## Saved entries

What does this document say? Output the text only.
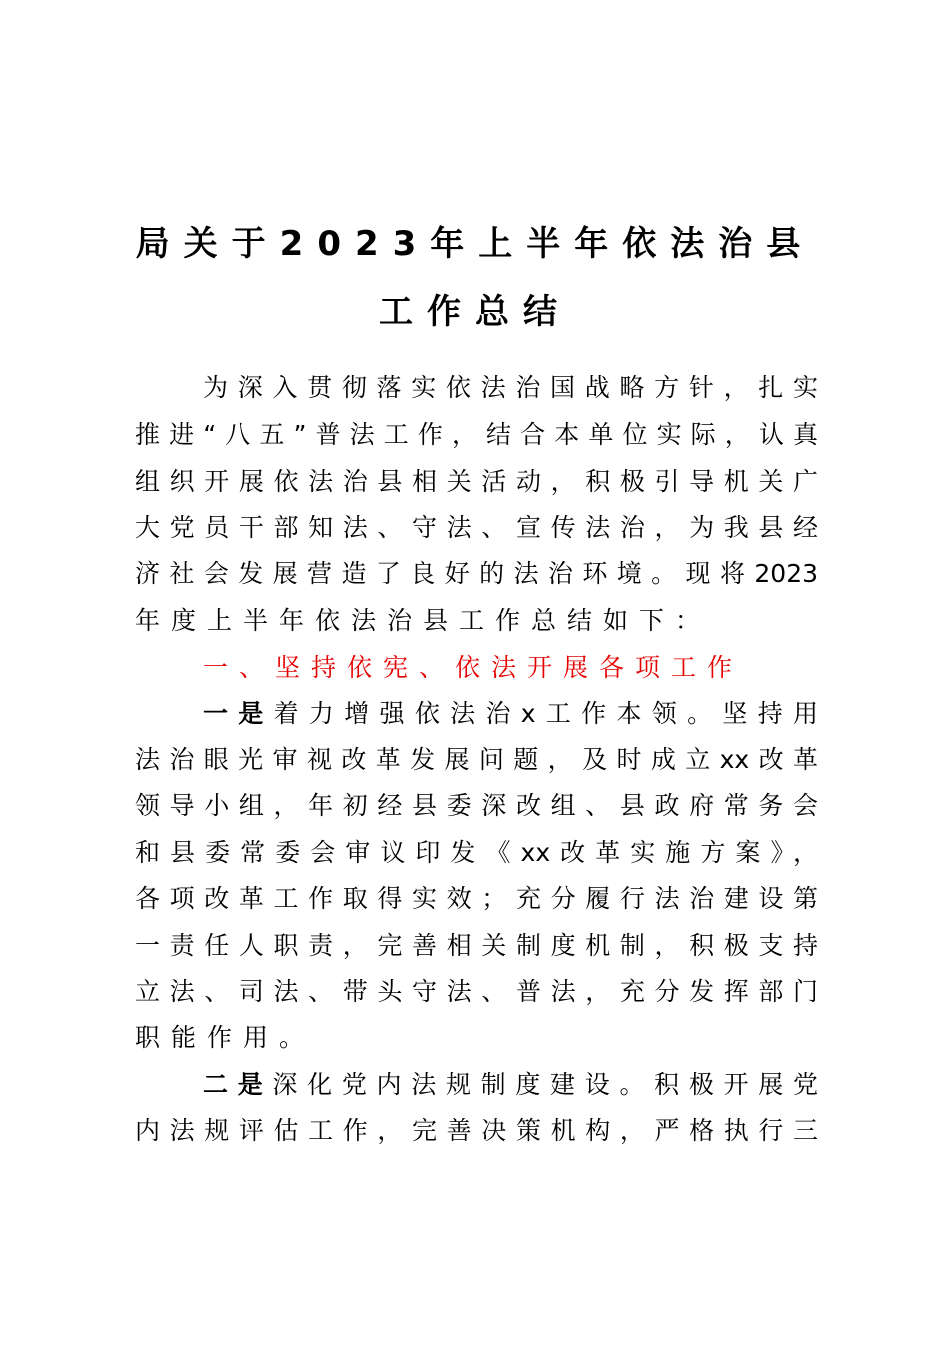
局关于2023年上半年依法治县
工作总结
为深入贯彻落实依法治国战略方针，扎实
推进“八五”普法工作，结合本单位实际，认真
组织开展依法治县相关活动，积极引导机关广
大党员干部知法、守法、宣传法治，为我县经
济社会发展营造了良好的法治环境。现将2023
年度上半年依法治县工作总结如下：
一、坚持依宪、依法开展各项工作
一是着力增强依法治x工作本领。坚持用
法治眼光审视改革发展问题，及时成立xx改革
领导小组，年初经县委深改组、县政府常务会
和县委常委会审议印发《xx改革实施方案》，
各项改革工作取得实效；充分履行法治建设第
一责任人职责，完善相关制度机制，积极支持
立法、司法、带头守法、普法，充分发挥部门
职能作用。
二是深化党内法规制度建设。积极开展党
内法规评估工作，完善决策机构，严格执行三
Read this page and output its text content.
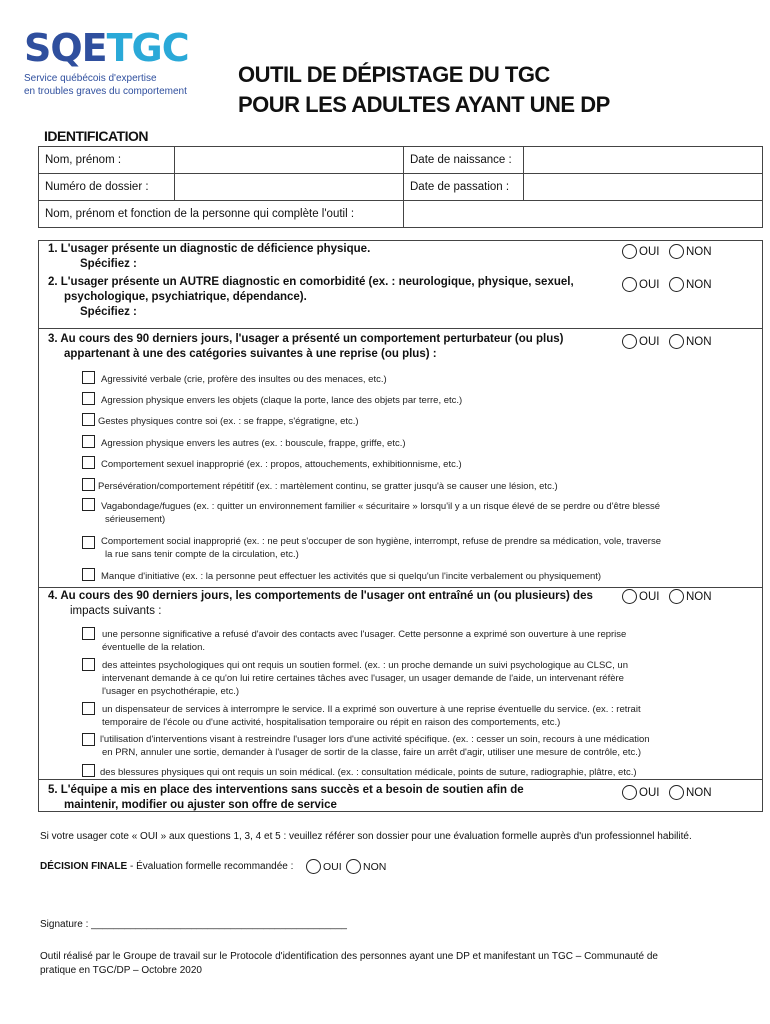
SQETGC
Service québécois d'expertise
en troubles graves du comportement
OUTIL DE DÉPISTAGE DU TGC
POUR LES ADULTES AYANT UNE DP
IDENTIFICATION
Nom, prénom :		Date de naissance :	
Numéro de dossier :		Date de passation :	
Nom, prénom et fonction de la personne qui complète l'outil :			
1. L'usager présente un diagnostic de déficience physique.
Spécifiez :
OUI NON
2. L'usager présente un AUTRE diagnostic en comorbidité (ex. : neurologique, physique, sexuel,
psychologique, psychiatrique, dépendance).
Spécifiez :
OUI NON
3. Au cours des 90 derniers jours, l'usager a présenté un comportement perturbateur (ou plus)
appartenant à une des catégories suivantes à une reprise (ou plus) :
OUI NON
Agressivité verbale (crie, profère des insultes ou des menaces, etc.)
Agression physique envers les objets (claque la porte, lance des objets par terre, etc.)
Gestes physiques contre soi (ex. : se frappe, s'égratigne, etc.)
Agression physique envers les autres (ex. : bouscule, frappe, griffe, etc.)
Comportement sexuel inapproprié (ex. : propos, attouchements, exhibitionnisme, etc.)
Persévération/comportement répétitif (ex. : martèlement continu, se gratter jusqu'à se causer une lésion, etc.)
Vagabondage/fugues (ex. : quitter un environnement familier « sécuritaire » lorsqu'il y a un risque élevé de se perdre ou d'être blessé
sérieusement)
Comportement social inapproprié (ex. : ne peut s'occuper de son hygiène, interrompt, refuse de prendre sa médication, vole, traverse
la rue sans tenir compte de la circulation, etc.)
Manque d'initiative (ex. : la personne peut effectuer les activités que si quelqu'un l'incite verbalement ou physiquement)
4. Au cours des 90 derniers jours, les comportements de l'usager ont entraîné un (ou plusieurs) des
impacts suivants :
OUI NON
une personne significative a refusé d'avoir des contacts avec l'usager. Cette personne a exprimé son ouverture à une reprise
éventuelle de la relation.
des atteintes psychologiques qui ont requis un soutien formel. (ex. : un proche demande un suivi psychologique au CLSC, un
intervenant demande à ce qu'on lui retire certaines tâches avec l'usager, un usager demande de l'aide, un intervenant réfère
l'usager en psychothérapie, etc.)
un dispensateur de services à interrompre le service. Il a exprimé son ouverture à une reprise éventuelle du service. (ex. : retrait
temporaire de l'école ou d'une activité, hospitalisation temporaire ou répit en raison des comportements, etc.)
l'utilisation d'interventions visant à restreindre l'usager lors d'une activité spécifique. (ex. : cesser un soin, recours à une médication
en PRN, annuler une sortie, demander à l'usager de sortir de la classe, faire un arrêt d'agir, utiliser une mesure de contrôle, etc.)
des blessures physiques qui ont requis un soin médical. (ex. : consultation médicale, points de suture, radiographie, plâtre, etc.)
5. L'équipe a mis en place des interventions sans succès et a besoin de soutien afin de
maintenir, modifier ou ajuster son offre de service
OUI NON
Si votre usager cote « OUI » aux questions 1, 3, 4 et 5 : veuillez référer son dossier pour une évaluation formelle auprès d'un professionnel habilité.
DÉCISION FINALE - Évaluation formelle recommandée :	OUI NON
Signature : ______________________________________________
Outil réalisé par le Groupe de travail sur le Protocole d'identification des personnes ayant une DP et manifestant un TGC – Communauté de
pratique en TGC/DP – Octobre 2020
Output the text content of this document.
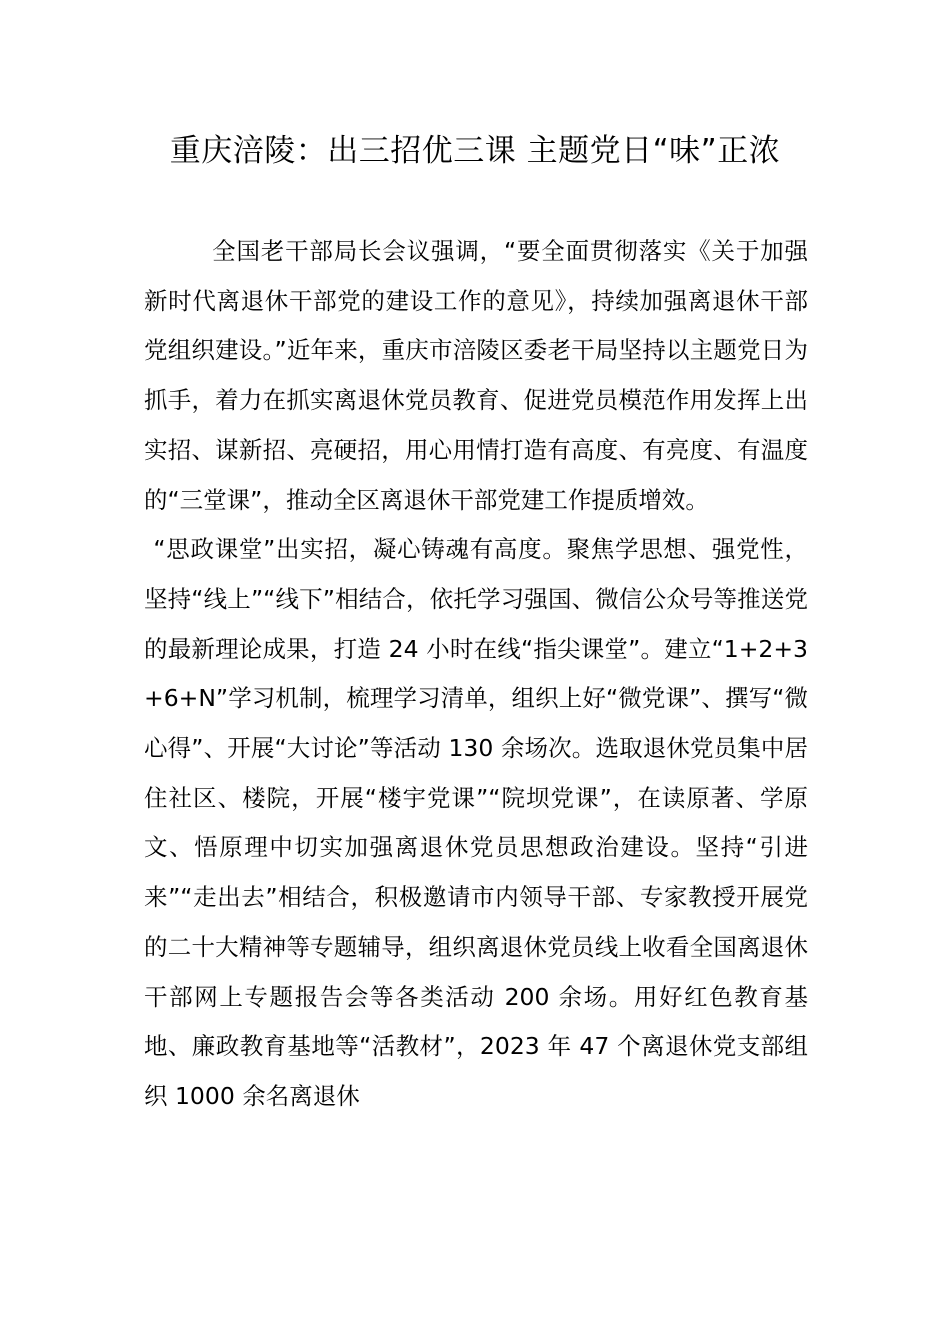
重庆涪陵：出三招优三课 主题党日“味”正浓

全国老干部局长会议强调，“要全面贯彻落实《关于加强新时代离退休干部党的建设工作的意见》，持续加强离退休干部党组织建设。”近年来，重庆市涪陵区委老干局坚持以主题党日为抓手，着力在抓实离退休党员教育、促进党员模范作用发挥上出实招、谋新招、亮硬招，用心用情打造有高度、有亮度、有温度的“三堂课”，推动全区离退休干部党建工作提质增效。

“思政课堂”出实招，凝心铸魂有高度。聚焦学思想、强党性，坚持“线上”“线下”相结合，依托学习强国、微信公众号等推送党的最新理论成果，打造 24 小时在线“指尖课堂”。建立“1+2+3+6+N”学习机制，梳理学习清单，组织上好“微党课”、撰写“微心得”、开展“大讨论”等活动 130 余场次。选取退休党员集中居住社区、楼院，开展“楼宇党课”“院坝党课”，在读原著、学原文、悟原理中切实加强离退休党员思想政治建设。坚持“引进来”“走出去”相结合，积极邀请市内领导干部、专家教授开展党的二十大精神等专题辅导，组织离退休党员线上收看全国离退休干部网上专题报告会等各类活动 200 余场。用好红色教育基地、廉政教育基地等“活教材”，2023 年 47 个离退休党支部组织 1000 余名离退休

## WORK TO DO
Wherever "frappe" shows up in a line, copy that line.

## WRITTEN RESPONSE
Gestes physiques contre soi (ex. : se frappe, s'égratigne, etc.)
Agression physique envers les autres (ex. : bouscule, frappe, griffe, etc.)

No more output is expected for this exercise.